── SUPPLIED RECORDS ──
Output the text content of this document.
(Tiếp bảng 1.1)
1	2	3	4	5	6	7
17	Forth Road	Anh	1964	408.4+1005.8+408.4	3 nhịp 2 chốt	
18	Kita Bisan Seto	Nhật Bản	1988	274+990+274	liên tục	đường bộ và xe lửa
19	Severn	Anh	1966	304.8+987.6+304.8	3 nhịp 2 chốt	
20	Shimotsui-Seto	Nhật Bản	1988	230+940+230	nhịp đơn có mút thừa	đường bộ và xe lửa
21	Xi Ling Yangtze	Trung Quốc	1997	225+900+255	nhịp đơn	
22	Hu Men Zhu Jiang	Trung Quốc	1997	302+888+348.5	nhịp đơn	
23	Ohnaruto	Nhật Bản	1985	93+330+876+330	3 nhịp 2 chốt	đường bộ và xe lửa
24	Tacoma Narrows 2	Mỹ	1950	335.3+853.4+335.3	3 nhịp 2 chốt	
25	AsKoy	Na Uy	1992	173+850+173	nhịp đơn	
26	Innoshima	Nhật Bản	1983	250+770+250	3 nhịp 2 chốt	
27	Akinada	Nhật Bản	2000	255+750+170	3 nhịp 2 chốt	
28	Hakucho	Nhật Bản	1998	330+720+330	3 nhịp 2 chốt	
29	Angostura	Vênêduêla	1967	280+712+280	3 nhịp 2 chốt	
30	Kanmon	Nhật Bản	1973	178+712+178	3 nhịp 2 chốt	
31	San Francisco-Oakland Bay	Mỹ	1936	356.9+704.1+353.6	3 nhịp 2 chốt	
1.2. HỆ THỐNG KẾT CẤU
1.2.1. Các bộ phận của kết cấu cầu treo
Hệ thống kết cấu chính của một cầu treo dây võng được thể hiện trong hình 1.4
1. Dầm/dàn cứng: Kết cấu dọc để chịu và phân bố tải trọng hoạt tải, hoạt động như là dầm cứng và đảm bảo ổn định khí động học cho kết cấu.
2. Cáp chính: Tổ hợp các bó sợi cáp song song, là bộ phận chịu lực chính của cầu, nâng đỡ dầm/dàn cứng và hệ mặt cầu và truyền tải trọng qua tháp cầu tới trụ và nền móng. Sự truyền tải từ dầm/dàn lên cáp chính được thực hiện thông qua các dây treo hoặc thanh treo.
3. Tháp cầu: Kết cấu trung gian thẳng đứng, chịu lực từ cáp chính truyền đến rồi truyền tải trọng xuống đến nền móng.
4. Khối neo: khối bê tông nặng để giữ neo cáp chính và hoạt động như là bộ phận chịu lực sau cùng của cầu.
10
───
EXERCISE DESCRIPTION:
Identify the lines of the data that contain the word "chính". Copy each of them.

TASK RESULT:
Hệ thống kết cấu chính của một cầu treo dây võng được thể hiện trong hình 1.4
2. Cáp chính: Tổ hợp các bó sợi cáp song song, là bộ phận chịu lực chính của cầu, nâng đỡ dầm/dàn cứng và hệ mặt cầu và truyền tải trọng qua tháp cầu tới trụ và nền móng. Sự truyền tải từ dầm/dàn lên cáp chính được thực hiện thông qua các dây treo hoặc thanh treo.
3. Tháp cầu: Kết cấu trung gian thẳng đứng, chịu lực từ cáp chính truyền đến rồi truyền tải trọng xuống đến nền móng.
4. Khối neo: khối bê tông nặng để giữ neo cáp chính và hoạt động như là bộ phận chịu lực sau cùng của cầu.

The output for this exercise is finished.